## PROBLEM TO SOLVE
Below are the records; locate each line with the word "JSON" and copy it.

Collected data
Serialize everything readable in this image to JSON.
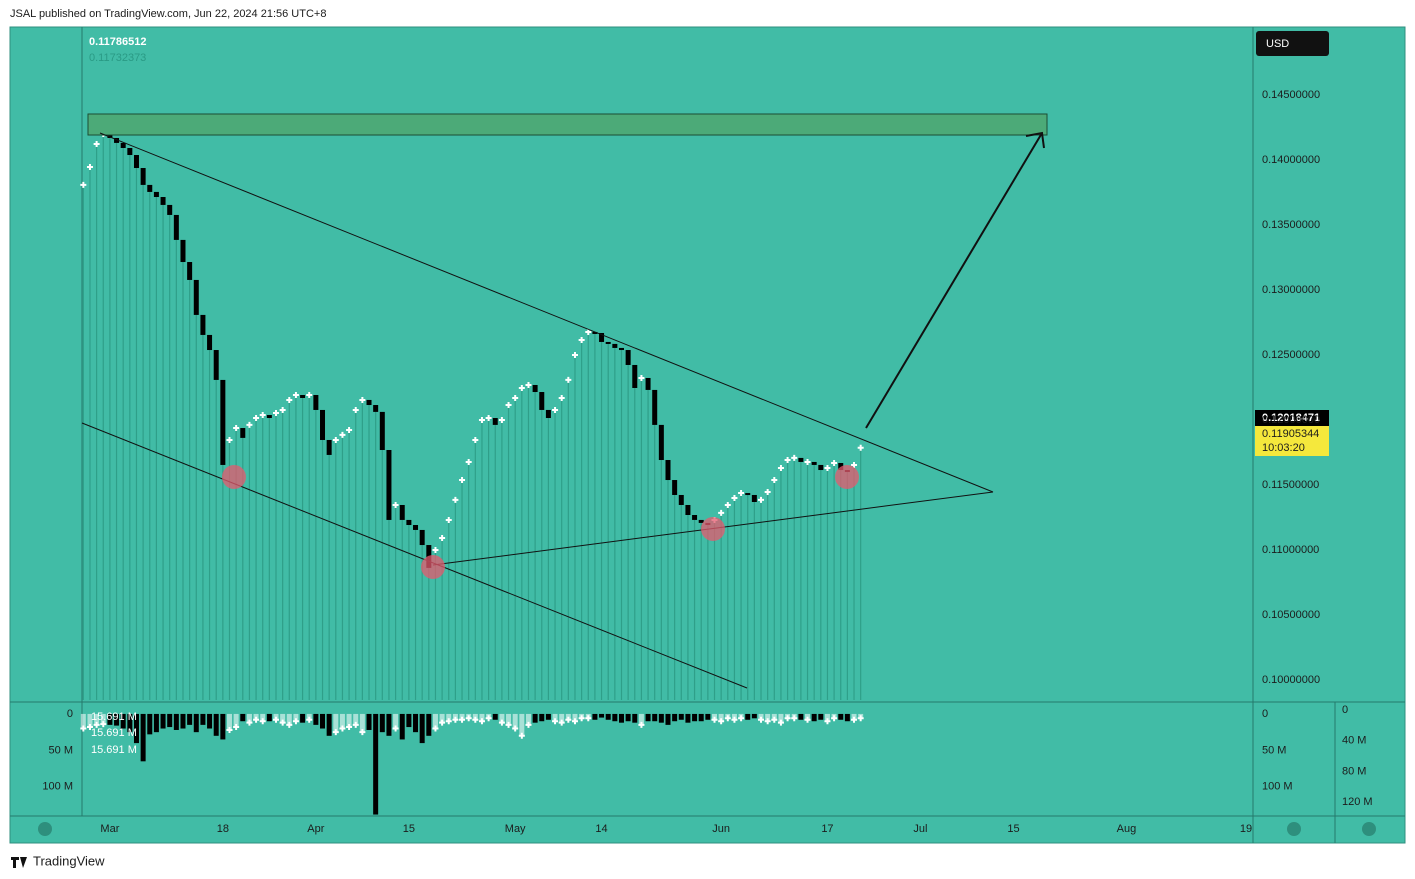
{
  "header": {
    "text": "JSAL published on TradingView.com, Jun 22, 2024 21:56 UTC+8"
  },
  "footer": {
    "brand": "TradingView"
  },
  "chart_data": {
    "type": "bar",
    "currency": "USD",
    "legend_values": [
      "0.11786512",
      "0.11732373"
    ],
    "price_labels": {
      "high": "0.12018471",
      "last": "0.11905344",
      "countdown": "10:03:20"
    },
    "color_up": "#ffffff",
    "color_down": "#000000",
    "stem_color": "#2f9f89",
    "values": [
      0.13808,
      0.13946,
      0.14123,
      0.142,
      0.14169,
      0.14131,
      0.14092,
      0.14038,
      0.13938,
      0.13808,
      0.13754,
      0.13715,
      0.13654,
      0.13577,
      0.13385,
      0.13215,
      0.13077,
      0.12808,
      0.12654,
      0.12538,
      0.12308,
      0.11654,
      0.11846,
      0.11938,
      0.11862,
      0.11962,
      0.12015,
      0.12038,
      0.12015,
      0.12054,
      0.12077,
      0.12154,
      0.12192,
      0.12169,
      0.12192,
      0.12077,
      0.11846,
      0.11731,
      0.11846,
      0.11885,
      0.11923,
      0.12077,
      0.12154,
      0.12115,
      0.12062,
      0.11769,
      0.11231,
      0.11346,
      0.11231,
      0.11192,
      0.11154,
      0.11038,
      0.10862,
      0.11,
      0.11092,
      0.11231,
      0.11385,
      0.11538,
      0.11677,
      0.11846,
      0.12,
      0.12015,
      0.11962,
      0.12,
      0.12115,
      0.12169,
      0.12246,
      0.12269,
      0.12215,
      0.12077,
      0.12015,
      0.12077,
      0.12169,
      0.12308,
      0.125,
      0.12615,
      0.12677,
      0.12669,
      0.126,
      0.12585,
      0.12554,
      0.12538,
      0.12423,
      0.12246,
      0.12323,
      0.12231,
      0.11962,
      0.11692,
      0.11538,
      0.11423,
      0.11346,
      0.11269,
      0.11231,
      0.11208,
      0.11192,
      0.11231,
      0.11285,
      0.11346,
      0.114,
      0.11438,
      0.11423,
      0.11369,
      0.11385,
      0.11446,
      0.11538,
      0.11631,
      0.11692,
      0.11708,
      0.11677,
      0.11677,
      0.11654,
      0.11615,
      0.11631,
      0.11669,
      0.11615,
      0.116,
      0.11654,
      0.11786512
    ],
    "xlim": [
      -0.2,
      175.9
    ],
    "xticks": [
      {
        "value": 4,
        "label": "Mar"
      },
      {
        "value": 21,
        "label": "18"
      },
      {
        "value": 35,
        "label": "Apr"
      },
      {
        "value": 49,
        "label": "15"
      },
      {
        "value": 65,
        "label": "May"
      },
      {
        "value": 78,
        "label": "14"
      },
      {
        "value": 96,
        "label": "Jun"
      },
      {
        "value": 112,
        "label": "17"
      },
      {
        "value": 126,
        "label": "Jul"
      },
      {
        "value": 140,
        "label": "15"
      },
      {
        "value": 157,
        "label": "Aug"
      },
      {
        "value": 175,
        "label": "19"
      }
    ],
    "ylim": [
      0.09846,
      0.15015
    ],
    "yticks": [
      {
        "value": 0.145,
        "label": "0.14500000"
      },
      {
        "value": 0.14,
        "label": "0.14000000"
      },
      {
        "value": 0.135,
        "label": "0.13500000"
      },
      {
        "value": 0.13,
        "label": "0.13000000"
      },
      {
        "value": 0.125,
        "label": "0.12500000"
      },
      {
        "value": 0.12,
        "label": "0.12000000"
      },
      {
        "value": 0.115,
        "label": "0.11500000"
      },
      {
        "value": 0.11,
        "label": "0.11000000"
      },
      {
        "value": 0.105,
        "label": "0.10500000"
      },
      {
        "value": 0.1,
        "label": "0.10000000"
      }
    ],
    "volume": {
      "legend_values": [
        "15.691 M",
        "15.691 M",
        "15.691 M"
      ],
      "values": [
        20,
        18,
        15,
        14,
        15,
        16,
        20,
        25,
        40,
        65,
        28,
        25,
        20,
        18,
        22,
        20,
        15,
        25,
        15,
        20,
        30,
        35,
        22,
        18,
        10,
        12,
        8,
        10,
        10,
        8,
        12,
        15,
        10,
        12,
        8,
        15,
        20,
        30,
        25,
        20,
        18,
        15,
        25,
        22,
        138,
        25,
        30,
        20,
        35,
        18,
        25,
        40,
        30,
        20,
        12,
        10,
        8,
        8,
        6,
        8,
        10,
        6,
        8,
        12,
        15,
        20,
        30,
        15,
        12,
        10,
        8,
        10,
        12,
        8,
        10,
        6,
        6,
        8,
        5,
        8,
        10,
        12,
        10,
        12,
        15,
        10,
        10,
        12,
        15,
        10,
        8,
        12,
        10,
        10,
        8,
        8,
        10,
        6,
        8,
        6,
        8,
        6,
        8,
        10,
        8,
        12,
        6,
        6,
        8,
        8,
        10,
        8,
        10,
        6,
        8,
        10,
        8,
        6
      ],
      "ylim": [
        -15,
        140
      ],
      "yticks": [
        0,
        {
          "value": 50,
          "label": "50 M"
        },
        {
          "value": 100,
          "label": "100 M"
        }
      ],
      "y2lim": [
        -9,
        138
      ],
      "y2ticks": [
        0,
        {
          "value": 40,
          "label": "40 M"
        },
        {
          "value": 80,
          "label": "80 M"
        },
        {
          "value": 120,
          "label": "120 M"
        }
      ]
    }
  }
}
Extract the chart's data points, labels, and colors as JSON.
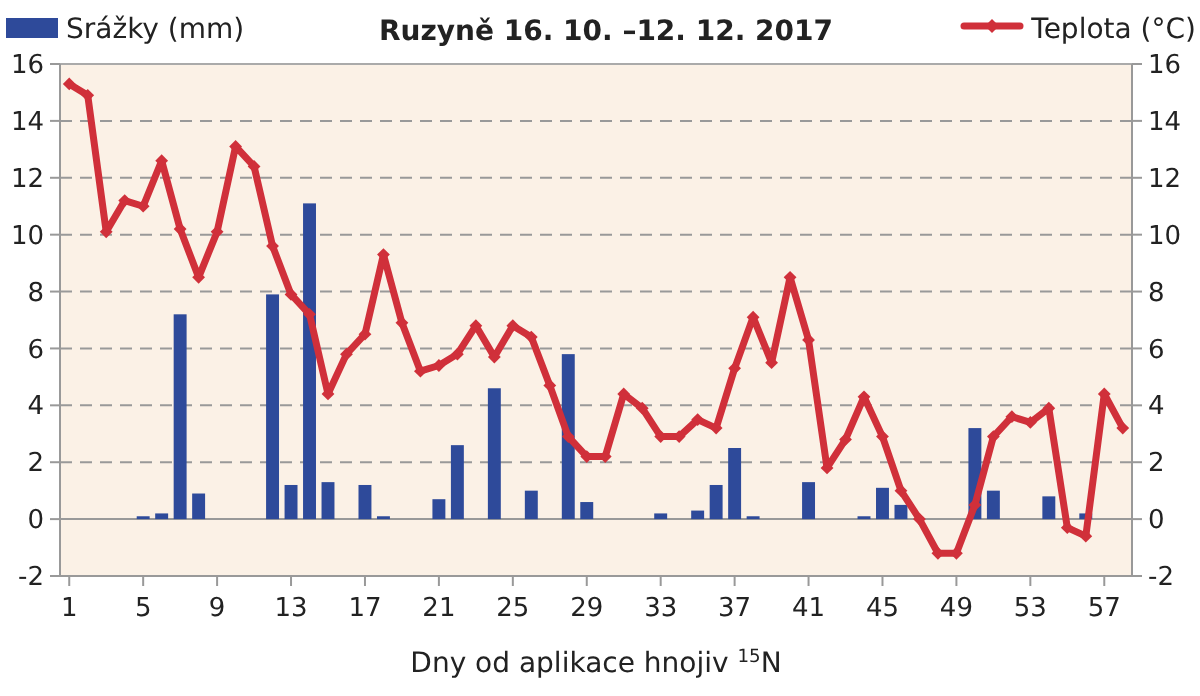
{
  "chart_data": {
    "type": "bar",
    "title": "Ruzyně 16. 10. –12. 12. 2017",
    "xlabel": "Dny od aplikace hnojiv $^{15}$N",
    "categories": [
      "1",
      null,
      null,
      null,
      "5",
      null,
      null,
      null,
      "9",
      null,
      null,
      null,
      "13",
      null,
      null,
      null,
      "17",
      null,
      null,
      null,
      "21",
      null,
      null,
      null,
      "25",
      null,
      null,
      null,
      "29",
      null,
      null,
      null,
      "33",
      null,
      null,
      null,
      "37",
      null,
      null,
      null,
      "41",
      null,
      null,
      null,
      "45",
      null,
      null,
      null,
      "49",
      null,
      null,
      null,
      "53",
      null,
      null,
      null,
      "57",
      null
    ],
    "series": [
      {
        "name": "Srážky (mm)",
        "color": "#2e4a9a",
        "values": [
          0,
          0,
          0,
          0,
          0.1,
          0.2,
          7.2,
          0.9,
          0,
          0,
          0,
          7.9,
          1.2,
          11.1,
          1.3,
          0,
          1.2,
          0.1,
          0,
          0,
          0.7,
          2.6,
          0,
          4.6,
          0,
          1.0,
          0,
          5.8,
          0.6,
          0,
          0,
          0,
          0.2,
          0,
          0.3,
          1.2,
          2.5,
          0.1,
          0,
          0,
          1.3,
          0,
          0,
          0.1,
          1.1,
          0.5,
          0,
          0,
          0,
          3.2,
          1.0,
          0,
          0,
          0.8,
          0,
          0.2,
          0,
          0
        ]
      },
      {
        "name": "Teplota (°C)",
        "type": "line",
        "axis": "y2",
        "color": "#d0303a",
        "values": [
          15.3,
          14.9,
          10.1,
          11.2,
          11.0,
          12.6,
          10.2,
          8.5,
          10.1,
          13.1,
          12.4,
          9.6,
          7.9,
          7.2,
          4.4,
          5.8,
          6.5,
          9.3,
          6.9,
          5.2,
          5.4,
          5.8,
          6.8,
          5.7,
          6.8,
          6.4,
          4.7,
          2.9,
          2.2,
          2.2,
          4.4,
          3.9,
          2.9,
          2.9,
          3.5,
          3.2,
          5.3,
          7.1,
          5.5,
          8.5,
          6.3,
          1.8,
          2.8,
          4.3,
          2.9,
          1.0,
          0.0,
          -1.2,
          -1.2,
          0.5,
          2.9,
          3.6,
          3.4,
          3.9,
          -0.3,
          -0.6,
          4.4,
          3.2
        ]
      }
    ],
    "ylim": [
      -2,
      16
    ],
    "yticks": [
      -2,
      0,
      2,
      4,
      6,
      8,
      10,
      12,
      14,
      16
    ],
    "y2lim": [
      -2,
      16
    ],
    "y2ticks": [
      -2,
      0,
      2,
      4,
      6,
      8,
      10,
      12,
      14,
      16
    ],
    "grid": "y",
    "legend": "top",
    "marker": "diamond",
    "line_style": "solid"
  }
}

## EXERCISE OUTPUT
Serialize everything readable in this image to JSON.
Extract the chart's data points, labels, and colors as JSON.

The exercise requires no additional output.